(Data records)
####################
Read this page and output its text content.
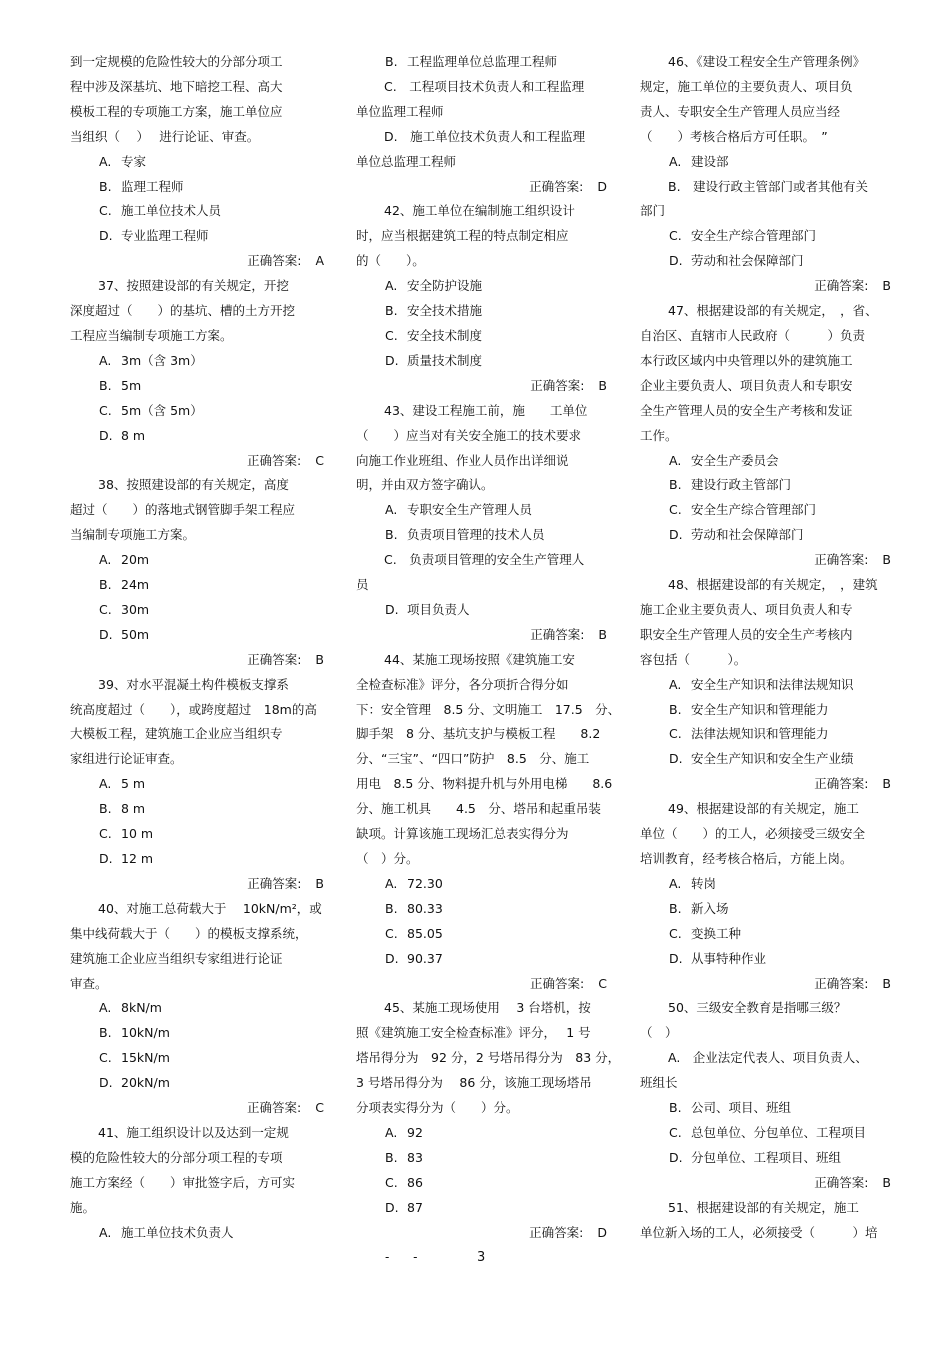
到一定规模的危险性较大的分部分项工
程中涉及深基坑、地下暗挖工程、高大
模板工程的专项施工方案，施工单位应
当组织（　 ）　 进行论证、审查。
A. 专家
B. 监理工程师
C. 施工单位技术人员
D. 专业监理工程师
正确答案: A
37、按照建设部的有关规定，开挖
深度超过（　　）的基坑、槽的土方开挖
工程应当编制专项施工方案。
A. 3m（含 3m）
B. 5m
C. 5m（含 5m）
D. 8 m
正确答案: C
38、按照建设部的有关规定，高度
超过（　　）的落地式钢管脚手架工程应
当编制专项施工方案。
A. 20m
B. 24m
C. 30m
D. 50m
正确答案: B
39、对水平混凝土构件模板支撑系
统高度超过（　　），或跨度超过　18m的高
大模板工程，建筑施工企业应当组织专
家组进行论证审查。
A. 5 m
B. 8 m
C. 10 m
D. 12 m
正确答案: B
40、对施工总荷载大于　 10kN/m²，或
集中线荷载大于（　　）的模板支撑系统，
建筑施工企业应当组织专家组进行论证
审查。
A. 8kN/m
B. 10kN/m
C. 15kN/m
D. 20kN/m
正确答案: C
41、施工组织设计以及达到一定规
模的危险性较大的分部分项工程的专项
施工方案经（　　）审批签字后，方可实
施。
A. 施工单位技术负责人
B. 工程监理单位总监理工程师
C.　工程项目技术负责人和工程监理
单位监理工程师
D.　施工单位技术负责人和工程监理
单位总监理工程师
正确答案: D
42、施工单位在编制施工组织设计
时，应当根据建筑工程的特点制定相应
的（　　）。
A. 安全防护设施
B. 安全技术措施
C. 安全技术制度
D. 质量技术制度
正确答案: B
43、建设工程施工前，施　　工单位
（　　）应当对有关安全施工的技术要求
向施工作业班组、作业人员作出详细说
明，并由双方签字确认。
A. 专职安全生产管理人员
B. 负责项目管理的技术人员
C.　负责项目管理的安全生产管理人
员
D. 项目负责人
正确答案: B
44、某施工现场按照《建筑施工安
全检查标准》评分，各分项折合得分如
下：安全管理　8.5 分、文明施工　17.5　分、
脚手架　8 分、基坑支护与模板工程　　8.2
分、“三宝”、“四口”防护　8.5　分、施工
用电　8.5 分、物料提升机与外用电梯　　8.6
分、施工机具　　4.5　分、塔吊和起重吊装
缺项。计算该施工现场汇总表实得分为
（　）分。
A. 72.30
B. 80.33
C. 85.05
D. 90.37
正确答案: C
45、某施工现场使用　 3 台塔机，按
照《建筑施工安全检查标准》评分，　 1 号
塔吊得分为　92 分，2 号塔吊得分为　83 分，
3 号塔吊得分为　 86 分，该施工现场塔吊
分项表实得分为（　　）分。
A. 92
B. 83
C. 86
D. 87
正确答案: D
46、《建设工程安全生产管理条例》
规定，施工单位的主要负责人、项目负
责人、专职安全生产管理人员应当经
（　　）考核合格后方可任职。　”
A. 建设部
B.　建设行政主管部门或者其他有关
部门
C. 安全生产综合管理部门
D. 劳动和社会保障部门
正确答案: B
47、根据建设部的有关规定，　，省、
自治区、直辖市人民政府（　　　）负责
本行政区域内中央管理以外的建筑施工
企业主要负责人、项目负责人和专职安
全生产管理人员的安全生产考核和发证
工作。
A. 安全生产委员会
B. 建设行政主管部门
C. 安全生产综合管理部门
D. 劳动和社会保障部门
正确答案: B
48、根据建设部的有关规定，　，建筑
施工企业主要负责人、项目负责人和专
职安全生产管理人员的安全生产考核内
容包括（　　　）。
A. 安全生产知识和法律法规知识
B. 安全生产知识和管理能力
C. 法律法规知识和管理能力
D. 安全生产知识和安全生产业绩
正确答案: B
49、根据建设部的有关规定，施工
单位（　　）的工人，必须接受三级安全
培训教育，经考核合格后，方能上岗。
A. 转岗
B. 新入场
C. 变换工种
D. 从事特种作业
正确答案: B
50、三级安全教育是指哪三级？
（　）
A.　企业法定代表人、项目负责人、
班组长
B. 公司、项目、班组
C. 总包单位、分包单位、工程项目
D. 分包单位、工程项目、班组
正确答案: B
51、根据建设部的有关规定，施工
单位新入场的工人，必须接受（　　　）培
- -	3
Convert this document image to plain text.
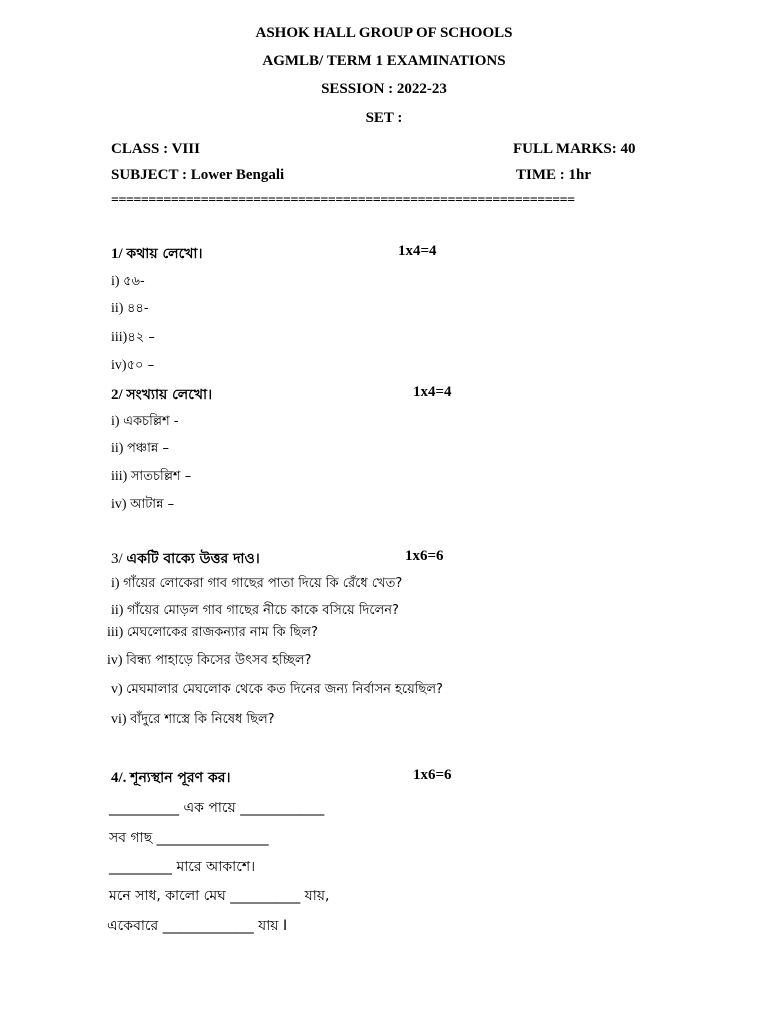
ASHOK HALL GROUP OF SCHOOLS
AGMLB/ TERM 1 EXAMINATIONS
SESSION : 2022-23
SET :
CLASS : VIII	FULL MARKS: 40
SUBJECT : Lower Bengali	TIME : 1hr
==============================================================
1/ কথায় লেখো।	1x4=4
i) ৫৬-
ii) ৪৪-
iii)৪২ –
iv)৫০ –
2/ সংখ্যায় লেখো।	1x4=4
i) একচল্লিশ -
ii) পঞ্চান্ন –
iii) সাতচল্লিশ –
iv) আটান্ন –
3/ একটি বাক্যে উত্তর দাও।	1x6=6
i) গাঁয়ের লোকেরা গাব গাছের পাতা দিয়ে কি রেঁধে খেত?
ii) গাঁয়ের মোড়ল গাব গাছের নীচে কাকে বসিয়ে দিলেন?
iii) মেঘলোকের রাজকন্যার নাম কি ছিল?
iv) বিন্ধ্য পাহাড়ে কিসের উৎসব হচ্ছিল?
v) মেঘমালার মেঘলোক থেকে কত দিনের জন্য নির্বাসন হয়েছিল?
vi) বাঁদুরে শাস্ত্রে কি নিষেধ ছিল?
4/. শূন্যস্থান পূরণ কর।	1x6=6
__________ এক পায়ে ____________
সব গাছ ________________
_________ মারে আকাশে।
মনে সাধ, কালো মেঘ __________ যায়,
একেবারে _____________ যায় I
####################
**EXERCISE REQUIREMENTS:** Gather and copy every line of the data in which the string "text" is found.

**COMPLETE RESPONSE:**
Read this page and output its text content.
Convert this document image to plain text.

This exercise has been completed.